WRITTEN REQUEST :: Print the listing that follows, character for character.
------ INFORMATION SUPPLIED
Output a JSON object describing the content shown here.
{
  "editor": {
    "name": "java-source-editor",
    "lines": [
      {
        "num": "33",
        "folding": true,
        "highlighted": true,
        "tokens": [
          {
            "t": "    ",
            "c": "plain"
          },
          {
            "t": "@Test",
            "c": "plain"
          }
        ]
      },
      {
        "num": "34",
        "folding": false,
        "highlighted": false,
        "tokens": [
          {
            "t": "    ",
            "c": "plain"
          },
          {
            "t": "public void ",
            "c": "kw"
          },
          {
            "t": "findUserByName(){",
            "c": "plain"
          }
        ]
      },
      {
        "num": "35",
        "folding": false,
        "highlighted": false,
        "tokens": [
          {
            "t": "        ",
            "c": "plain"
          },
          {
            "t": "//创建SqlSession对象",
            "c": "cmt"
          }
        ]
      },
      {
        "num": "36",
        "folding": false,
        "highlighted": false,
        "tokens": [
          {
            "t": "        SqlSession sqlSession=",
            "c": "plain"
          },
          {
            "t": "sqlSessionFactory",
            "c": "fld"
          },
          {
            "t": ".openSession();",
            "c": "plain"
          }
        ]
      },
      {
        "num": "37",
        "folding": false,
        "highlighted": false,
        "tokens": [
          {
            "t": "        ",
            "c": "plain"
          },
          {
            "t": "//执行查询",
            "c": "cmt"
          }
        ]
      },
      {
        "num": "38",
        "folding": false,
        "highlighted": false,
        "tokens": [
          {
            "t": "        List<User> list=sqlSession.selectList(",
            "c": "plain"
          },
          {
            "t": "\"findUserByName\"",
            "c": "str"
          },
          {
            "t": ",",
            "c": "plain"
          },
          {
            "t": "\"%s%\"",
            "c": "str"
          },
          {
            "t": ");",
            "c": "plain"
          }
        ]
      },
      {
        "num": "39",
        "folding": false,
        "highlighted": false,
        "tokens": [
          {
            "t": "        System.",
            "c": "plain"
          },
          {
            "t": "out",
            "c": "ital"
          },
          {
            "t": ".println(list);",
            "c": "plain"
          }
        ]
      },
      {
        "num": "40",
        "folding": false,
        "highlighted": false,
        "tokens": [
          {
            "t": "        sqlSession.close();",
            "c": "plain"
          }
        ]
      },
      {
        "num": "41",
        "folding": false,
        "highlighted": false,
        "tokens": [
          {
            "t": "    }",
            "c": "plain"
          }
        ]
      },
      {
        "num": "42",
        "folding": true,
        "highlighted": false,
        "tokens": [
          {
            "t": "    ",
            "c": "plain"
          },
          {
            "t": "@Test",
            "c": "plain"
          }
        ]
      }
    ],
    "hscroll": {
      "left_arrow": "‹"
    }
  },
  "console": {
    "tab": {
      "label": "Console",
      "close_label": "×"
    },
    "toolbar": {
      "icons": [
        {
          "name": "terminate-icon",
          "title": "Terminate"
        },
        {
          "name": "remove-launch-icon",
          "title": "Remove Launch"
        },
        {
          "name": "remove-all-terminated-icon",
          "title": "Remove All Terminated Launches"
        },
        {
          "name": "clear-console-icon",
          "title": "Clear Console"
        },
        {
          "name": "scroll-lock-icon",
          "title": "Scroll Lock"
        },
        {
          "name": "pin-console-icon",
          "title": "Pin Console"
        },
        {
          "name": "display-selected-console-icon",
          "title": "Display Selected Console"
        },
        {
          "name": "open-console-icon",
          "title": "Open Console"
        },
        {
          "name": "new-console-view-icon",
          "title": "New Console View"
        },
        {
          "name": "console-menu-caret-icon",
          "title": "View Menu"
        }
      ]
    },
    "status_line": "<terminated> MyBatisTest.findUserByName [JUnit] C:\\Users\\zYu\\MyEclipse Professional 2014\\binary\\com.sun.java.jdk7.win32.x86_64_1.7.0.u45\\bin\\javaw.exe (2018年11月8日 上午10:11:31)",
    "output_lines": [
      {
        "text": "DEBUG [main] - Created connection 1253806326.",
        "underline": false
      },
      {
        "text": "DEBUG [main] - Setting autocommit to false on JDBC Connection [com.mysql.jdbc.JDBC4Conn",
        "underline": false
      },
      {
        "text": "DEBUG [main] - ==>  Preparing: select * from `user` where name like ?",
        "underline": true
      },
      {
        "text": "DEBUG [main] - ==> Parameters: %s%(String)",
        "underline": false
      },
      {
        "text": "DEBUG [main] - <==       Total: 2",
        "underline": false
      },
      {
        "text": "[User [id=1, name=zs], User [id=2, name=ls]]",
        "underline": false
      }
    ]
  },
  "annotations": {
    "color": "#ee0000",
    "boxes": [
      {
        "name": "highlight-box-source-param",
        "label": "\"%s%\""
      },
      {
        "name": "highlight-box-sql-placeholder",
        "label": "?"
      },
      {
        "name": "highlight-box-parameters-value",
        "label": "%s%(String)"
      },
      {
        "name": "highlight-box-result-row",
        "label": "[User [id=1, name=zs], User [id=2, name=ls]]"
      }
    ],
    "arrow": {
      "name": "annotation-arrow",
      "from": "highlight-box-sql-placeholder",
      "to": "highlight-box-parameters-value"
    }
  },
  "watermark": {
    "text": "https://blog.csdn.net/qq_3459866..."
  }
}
------------
TASK OUTPUT ::
Output a JSON object describing the content shown here.
{
  "editor": {
    "name": "java-source-editor",
    "lines": [
      {
        "num": "33",
        "folding": true,
        "highlighted": true,
        "tokens": [
          {
            "t": "    ",
            "c": "plain"
          },
          {
            "t": "@Test",
            "c": "plain"
          }
        ]
      },
      {
        "num": "34",
        "folding": false,
        "highlighted": false,
        "tokens": [
          {
            "t": "    ",
            "c": "plain"
          },
          {
            "t": "public void ",
            "c": "kw"
          },
          {
            "t": "findUserByName(){",
            "c": "plain"
          }
        ]
      },
      {
        "num": "35",
        "folding": false,
        "highlighted": false,
        "tokens": [
          {
            "t": "        ",
            "c": "plain"
          },
          {
            "t": "//创建SqlSession对象",
            "c": "cmt"
          }
        ]
      },
      {
        "num": "36",
        "folding": false,
        "highlighted": false,
        "tokens": [
          {
            "t": "        SqlSession sqlSession=",
            "c": "plain"
          },
          {
            "t": "sqlSessionFactory",
            "c": "fld"
          },
          {
            "t": ".openSession();",
            "c": "plain"
          }
        ]
      },
      {
        "num": "37",
        "folding": false,
        "highlighted": false,
        "tokens": [
          {
            "t": "        ",
            "c": "plain"
          },
          {
            "t": "//执行查询",
            "c": "cmt"
          }
        ]
      },
      {
        "num": "38",
        "folding": false,
        "highlighted": false,
        "tokens": [
          {
            "t": "        List<User> list=sqlSession.selectList(",
            "c": "plain"
          },
          {
            "t": "\"findUserByName\"",
            "c": "str"
          },
          {
            "t": ",",
            "c": "plain"
          },
          {
            "t": "\"%s%\"",
            "c": "str"
          },
          {
            "t": ");",
            "c": "plain"
          }
        ]
      },
      {
        "num": "39",
        "folding": false,
        "highlighted": false,
        "tokens": [
          {
            "t": "        System.",
            "c": "plain"
          },
          {
            "t": "out",
            "c": "ital"
          },
          {
            "t": ".println(list);",
            "c": "plain"
          }
        ]
      },
      {
        "num": "40",
        "folding": false,
        "highlighted": false,
        "tokens": [
          {
            "t": "        sqlSession.close();",
            "c": "plain"
          }
        ]
      },
      {
        "num": "41",
        "folding": false,
        "highlighted": false,
        "tokens": [
          {
            "t": "    }",
            "c": "plain"
          }
        ]
      },
      {
        "num": "42",
        "folding": true,
        "highlighted": false,
        "tokens": [
          {
            "t": "    ",
            "c": "plain"
          },
          {
            "t": "@Test",
            "c": "plain"
          }
        ]
      }
    ],
    "hscroll": {
      "left_arrow": "‹"
    }
  },
  "console": {
    "tab": {
      "label": "Console",
      "close_label": "×"
    },
    "toolbar": {
      "icons": [
        {
          "name": "terminate-icon",
          "title": "Terminate"
        },
        {
          "name": "remove-launch-icon",
          "title": "Remove Launch"
        },
        {
          "name": "remove-all-terminated-icon",
          "title": "Remove All Terminated Launches"
        },
        {
          "name": "clear-console-icon",
          "title": "Clear Console"
        },
        {
          "name": "scroll-lock-icon",
          "title": "Scroll Lock"
        },
        {
          "name": "pin-console-icon",
          "title": "Pin Console"
        },
        {
          "name": "display-selected-console-icon",
          "title": "Display Selected Console"
        },
        {
          "name": "open-console-icon",
          "title": "Open Console"
        },
        {
          "name": "new-console-view-icon",
          "title": "New Console View"
        },
        {
          "name": "console-menu-caret-icon",
          "title": "View Menu"
        }
      ]
    },
    "status_line": "<terminated> MyBatisTest.findUserByName [JUnit] C:\\Users\\zYu\\MyEclipse Professional 2014\\binary\\com.sun.java.jdk7.win32.x86_64_1.7.0.u45\\bin\\javaw.exe (2018年11月8日 上午10:11:31)",
    "output_lines": [
      {
        "text": "DEBUG [main] - Created connection 1253806326.",
        "underline": false
      },
      {
        "text": "DEBUG [main] - Setting autocommit to false on JDBC Connection [com.mysql.jdbc.JDBC4Conn",
        "underline": false
      },
      {
        "text": "DEBUG [main] - ==>  Preparing: select * from `user` where name like ?",
        "underline": true
      },
      {
        "text": "DEBUG [main] - ==> Parameters: %s%(String)",
        "underline": false
      },
      {
        "text": "DEBUG [main] - <==       Total: 2",
        "underline": false
      },
      {
        "text": "[User [id=1, name=zs], User [id=2, name=ls]]",
        "underline": false
      }
    ]
  },
  "annotations": {
    "color": "#ee0000",
    "boxes": [
      {
        "name": "highlight-box-source-param",
        "label": "\"%s%\""
      },
      {
        "name": "highlight-box-sql-placeholder",
        "label": "?"
      },
      {
        "name": "highlight-box-parameters-value",
        "label": "%s%(String)"
      },
      {
        "name": "highlight-box-result-row",
        "label": "[User [id=1, name=zs], User [id=2, name=ls]]"
      }
    ],
    "arrow": {
      "name": "annotation-arrow",
      "from": "highlight-box-sql-placeholder",
      "to": "highlight-box-parameters-value"
    }
  },
  "watermark": {
    "text": "https://blog.csdn.net/qq_3459866..."
  }
}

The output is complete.